(Entries from a dataset)
*-*-*
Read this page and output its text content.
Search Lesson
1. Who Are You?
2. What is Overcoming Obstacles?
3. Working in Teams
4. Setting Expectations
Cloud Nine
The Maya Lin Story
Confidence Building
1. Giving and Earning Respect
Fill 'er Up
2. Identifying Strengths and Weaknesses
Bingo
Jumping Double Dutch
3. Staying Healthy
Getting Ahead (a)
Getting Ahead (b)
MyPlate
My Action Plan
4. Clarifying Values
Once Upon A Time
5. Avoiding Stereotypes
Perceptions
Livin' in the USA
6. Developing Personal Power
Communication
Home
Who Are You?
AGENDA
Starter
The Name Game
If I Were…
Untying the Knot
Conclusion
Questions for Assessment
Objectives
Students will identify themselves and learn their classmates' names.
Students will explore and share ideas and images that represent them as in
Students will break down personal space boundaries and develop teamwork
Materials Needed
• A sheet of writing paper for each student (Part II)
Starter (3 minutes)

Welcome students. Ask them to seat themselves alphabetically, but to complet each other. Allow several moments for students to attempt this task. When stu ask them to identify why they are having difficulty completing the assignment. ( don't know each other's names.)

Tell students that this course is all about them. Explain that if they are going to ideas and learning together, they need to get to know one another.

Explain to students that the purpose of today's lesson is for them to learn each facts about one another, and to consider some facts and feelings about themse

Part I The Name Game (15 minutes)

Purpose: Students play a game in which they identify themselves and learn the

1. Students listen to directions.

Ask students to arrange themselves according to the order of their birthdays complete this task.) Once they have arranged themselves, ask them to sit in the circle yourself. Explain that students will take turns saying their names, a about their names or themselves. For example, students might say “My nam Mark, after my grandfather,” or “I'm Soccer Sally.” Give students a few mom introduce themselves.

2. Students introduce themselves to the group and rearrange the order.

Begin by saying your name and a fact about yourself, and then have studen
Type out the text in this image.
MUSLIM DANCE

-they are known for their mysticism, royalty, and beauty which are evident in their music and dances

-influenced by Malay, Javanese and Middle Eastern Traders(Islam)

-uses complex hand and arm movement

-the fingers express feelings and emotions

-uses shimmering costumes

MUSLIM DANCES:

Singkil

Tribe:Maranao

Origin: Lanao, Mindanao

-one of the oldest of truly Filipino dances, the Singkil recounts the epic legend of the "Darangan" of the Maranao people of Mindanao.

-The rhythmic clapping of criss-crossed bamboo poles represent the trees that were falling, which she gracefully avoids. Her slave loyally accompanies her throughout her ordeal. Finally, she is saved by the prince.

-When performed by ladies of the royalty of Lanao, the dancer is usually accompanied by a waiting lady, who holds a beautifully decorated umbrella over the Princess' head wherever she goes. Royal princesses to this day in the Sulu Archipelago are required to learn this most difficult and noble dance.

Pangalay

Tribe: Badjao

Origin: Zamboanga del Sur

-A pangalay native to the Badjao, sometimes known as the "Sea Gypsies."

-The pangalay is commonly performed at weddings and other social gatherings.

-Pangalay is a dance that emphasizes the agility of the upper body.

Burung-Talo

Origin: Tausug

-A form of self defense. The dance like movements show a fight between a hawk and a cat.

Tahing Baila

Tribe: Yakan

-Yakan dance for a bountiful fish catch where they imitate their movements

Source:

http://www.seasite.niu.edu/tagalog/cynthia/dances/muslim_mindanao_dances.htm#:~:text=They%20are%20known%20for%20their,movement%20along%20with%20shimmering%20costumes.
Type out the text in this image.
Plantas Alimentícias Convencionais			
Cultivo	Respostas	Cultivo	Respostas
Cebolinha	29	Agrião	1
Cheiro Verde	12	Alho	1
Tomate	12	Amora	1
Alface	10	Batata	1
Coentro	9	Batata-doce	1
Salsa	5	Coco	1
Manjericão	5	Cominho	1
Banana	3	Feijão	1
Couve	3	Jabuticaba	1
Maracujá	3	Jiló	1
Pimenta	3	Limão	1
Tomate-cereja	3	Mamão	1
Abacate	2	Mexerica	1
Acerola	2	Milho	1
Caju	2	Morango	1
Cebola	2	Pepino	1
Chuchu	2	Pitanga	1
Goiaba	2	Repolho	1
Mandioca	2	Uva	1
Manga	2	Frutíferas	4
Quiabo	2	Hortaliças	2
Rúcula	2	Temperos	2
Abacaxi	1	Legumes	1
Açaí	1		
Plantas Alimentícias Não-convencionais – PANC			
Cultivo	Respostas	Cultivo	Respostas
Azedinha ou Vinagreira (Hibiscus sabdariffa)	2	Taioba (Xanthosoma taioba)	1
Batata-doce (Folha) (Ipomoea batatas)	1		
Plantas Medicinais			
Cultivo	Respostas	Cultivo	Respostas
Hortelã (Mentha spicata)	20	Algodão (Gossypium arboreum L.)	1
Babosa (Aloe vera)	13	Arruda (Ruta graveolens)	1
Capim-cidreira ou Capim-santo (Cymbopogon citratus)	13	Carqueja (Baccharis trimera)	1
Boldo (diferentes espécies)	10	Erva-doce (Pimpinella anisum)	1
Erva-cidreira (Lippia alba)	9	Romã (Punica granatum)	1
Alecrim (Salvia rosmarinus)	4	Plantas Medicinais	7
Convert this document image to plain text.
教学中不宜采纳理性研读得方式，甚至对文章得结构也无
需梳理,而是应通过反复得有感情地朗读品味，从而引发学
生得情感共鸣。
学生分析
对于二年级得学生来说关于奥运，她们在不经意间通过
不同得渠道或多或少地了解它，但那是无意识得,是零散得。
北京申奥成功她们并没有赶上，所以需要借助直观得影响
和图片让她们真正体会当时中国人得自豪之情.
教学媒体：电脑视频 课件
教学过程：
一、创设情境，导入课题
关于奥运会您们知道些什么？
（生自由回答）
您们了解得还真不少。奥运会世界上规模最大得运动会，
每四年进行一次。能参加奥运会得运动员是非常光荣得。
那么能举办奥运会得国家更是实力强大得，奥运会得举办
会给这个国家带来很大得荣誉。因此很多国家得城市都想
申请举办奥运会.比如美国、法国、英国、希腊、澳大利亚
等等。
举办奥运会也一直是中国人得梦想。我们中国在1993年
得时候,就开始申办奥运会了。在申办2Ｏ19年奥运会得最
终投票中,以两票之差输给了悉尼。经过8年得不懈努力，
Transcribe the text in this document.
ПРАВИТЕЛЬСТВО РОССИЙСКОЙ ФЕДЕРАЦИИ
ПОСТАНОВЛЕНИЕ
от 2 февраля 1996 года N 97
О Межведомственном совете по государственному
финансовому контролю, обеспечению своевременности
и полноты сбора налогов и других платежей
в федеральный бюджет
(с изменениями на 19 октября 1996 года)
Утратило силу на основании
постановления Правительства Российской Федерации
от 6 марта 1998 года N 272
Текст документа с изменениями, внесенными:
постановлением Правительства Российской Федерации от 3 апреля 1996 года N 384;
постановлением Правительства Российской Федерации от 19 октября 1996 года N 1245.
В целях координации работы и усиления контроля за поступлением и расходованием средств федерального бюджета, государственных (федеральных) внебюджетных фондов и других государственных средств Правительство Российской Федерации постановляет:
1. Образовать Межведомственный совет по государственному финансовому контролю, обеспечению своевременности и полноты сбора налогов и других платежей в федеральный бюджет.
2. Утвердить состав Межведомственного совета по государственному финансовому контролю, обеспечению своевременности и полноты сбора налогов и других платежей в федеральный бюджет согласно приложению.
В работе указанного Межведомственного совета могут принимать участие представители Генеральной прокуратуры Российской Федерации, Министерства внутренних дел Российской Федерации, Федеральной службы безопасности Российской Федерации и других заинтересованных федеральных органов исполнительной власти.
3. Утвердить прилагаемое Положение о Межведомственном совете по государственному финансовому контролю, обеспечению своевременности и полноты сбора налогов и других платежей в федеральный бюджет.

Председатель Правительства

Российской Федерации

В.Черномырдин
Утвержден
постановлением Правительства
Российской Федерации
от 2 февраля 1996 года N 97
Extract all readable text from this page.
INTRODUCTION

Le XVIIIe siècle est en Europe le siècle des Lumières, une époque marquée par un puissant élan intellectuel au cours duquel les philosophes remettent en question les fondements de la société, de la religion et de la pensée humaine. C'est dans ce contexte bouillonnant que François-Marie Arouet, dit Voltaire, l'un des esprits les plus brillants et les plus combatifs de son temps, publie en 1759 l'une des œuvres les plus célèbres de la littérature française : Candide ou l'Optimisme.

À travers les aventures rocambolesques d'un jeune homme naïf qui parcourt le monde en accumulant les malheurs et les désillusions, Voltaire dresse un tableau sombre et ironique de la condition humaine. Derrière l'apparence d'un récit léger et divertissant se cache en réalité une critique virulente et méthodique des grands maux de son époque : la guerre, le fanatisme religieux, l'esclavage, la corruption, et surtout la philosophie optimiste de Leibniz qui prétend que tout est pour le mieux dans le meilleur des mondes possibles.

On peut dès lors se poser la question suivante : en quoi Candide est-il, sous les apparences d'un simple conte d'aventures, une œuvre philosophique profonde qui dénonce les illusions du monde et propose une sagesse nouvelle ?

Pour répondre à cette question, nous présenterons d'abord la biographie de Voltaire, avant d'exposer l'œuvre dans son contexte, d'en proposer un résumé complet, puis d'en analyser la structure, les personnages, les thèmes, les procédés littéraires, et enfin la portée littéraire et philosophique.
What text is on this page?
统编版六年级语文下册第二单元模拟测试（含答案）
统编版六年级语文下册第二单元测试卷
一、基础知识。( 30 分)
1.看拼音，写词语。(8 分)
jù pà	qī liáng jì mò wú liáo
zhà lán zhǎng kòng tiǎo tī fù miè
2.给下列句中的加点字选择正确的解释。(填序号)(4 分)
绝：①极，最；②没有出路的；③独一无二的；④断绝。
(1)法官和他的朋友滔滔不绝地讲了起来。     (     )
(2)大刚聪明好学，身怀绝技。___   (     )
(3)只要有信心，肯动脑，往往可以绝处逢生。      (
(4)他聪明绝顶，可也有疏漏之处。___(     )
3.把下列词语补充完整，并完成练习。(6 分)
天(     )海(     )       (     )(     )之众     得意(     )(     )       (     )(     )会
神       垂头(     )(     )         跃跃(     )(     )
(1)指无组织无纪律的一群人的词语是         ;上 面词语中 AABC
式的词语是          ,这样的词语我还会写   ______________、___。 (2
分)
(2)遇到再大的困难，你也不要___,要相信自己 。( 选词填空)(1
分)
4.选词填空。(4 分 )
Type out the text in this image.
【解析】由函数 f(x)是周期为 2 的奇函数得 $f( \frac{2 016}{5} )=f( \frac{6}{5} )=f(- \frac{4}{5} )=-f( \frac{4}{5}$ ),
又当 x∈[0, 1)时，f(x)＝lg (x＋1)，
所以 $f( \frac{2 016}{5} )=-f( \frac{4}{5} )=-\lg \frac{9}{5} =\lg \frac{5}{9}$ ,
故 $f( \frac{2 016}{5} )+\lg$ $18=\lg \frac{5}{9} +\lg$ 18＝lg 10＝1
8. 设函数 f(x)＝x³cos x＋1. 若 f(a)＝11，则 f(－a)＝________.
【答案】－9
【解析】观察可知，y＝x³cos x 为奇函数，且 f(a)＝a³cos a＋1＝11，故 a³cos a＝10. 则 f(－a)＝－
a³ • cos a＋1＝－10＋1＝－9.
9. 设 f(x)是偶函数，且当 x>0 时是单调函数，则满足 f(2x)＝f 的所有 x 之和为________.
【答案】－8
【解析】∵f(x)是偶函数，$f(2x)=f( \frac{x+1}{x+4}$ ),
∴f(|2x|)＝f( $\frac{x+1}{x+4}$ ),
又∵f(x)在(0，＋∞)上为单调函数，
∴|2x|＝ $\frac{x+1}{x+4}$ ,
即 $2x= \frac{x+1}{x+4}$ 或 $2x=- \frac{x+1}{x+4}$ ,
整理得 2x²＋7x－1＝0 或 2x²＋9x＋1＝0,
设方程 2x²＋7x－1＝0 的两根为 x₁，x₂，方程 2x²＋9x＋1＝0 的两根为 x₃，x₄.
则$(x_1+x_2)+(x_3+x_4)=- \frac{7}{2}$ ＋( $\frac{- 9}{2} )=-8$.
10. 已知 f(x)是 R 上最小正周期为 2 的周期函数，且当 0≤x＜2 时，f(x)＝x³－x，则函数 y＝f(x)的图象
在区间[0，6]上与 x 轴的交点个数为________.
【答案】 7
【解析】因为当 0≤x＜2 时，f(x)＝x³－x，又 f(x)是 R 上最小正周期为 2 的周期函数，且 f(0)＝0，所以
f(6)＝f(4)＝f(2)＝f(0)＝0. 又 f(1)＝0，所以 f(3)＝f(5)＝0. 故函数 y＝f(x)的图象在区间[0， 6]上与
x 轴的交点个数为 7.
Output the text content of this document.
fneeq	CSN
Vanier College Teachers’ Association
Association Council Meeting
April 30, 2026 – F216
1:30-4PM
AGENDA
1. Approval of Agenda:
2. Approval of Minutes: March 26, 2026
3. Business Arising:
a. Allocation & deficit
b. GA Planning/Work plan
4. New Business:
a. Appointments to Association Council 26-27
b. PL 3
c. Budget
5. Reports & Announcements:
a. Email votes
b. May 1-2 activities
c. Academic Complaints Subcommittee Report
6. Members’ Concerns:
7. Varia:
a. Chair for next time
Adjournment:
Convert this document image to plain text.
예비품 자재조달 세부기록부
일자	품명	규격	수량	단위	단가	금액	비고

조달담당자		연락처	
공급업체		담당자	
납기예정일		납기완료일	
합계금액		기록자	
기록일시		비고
*-*-*
Written exercise
Return only those lines of the records that contain the string "Origin".

Exercise answer
Origin: Lanao, Mindanao
Origin: Zamboanga del Sur
Origin: Tausug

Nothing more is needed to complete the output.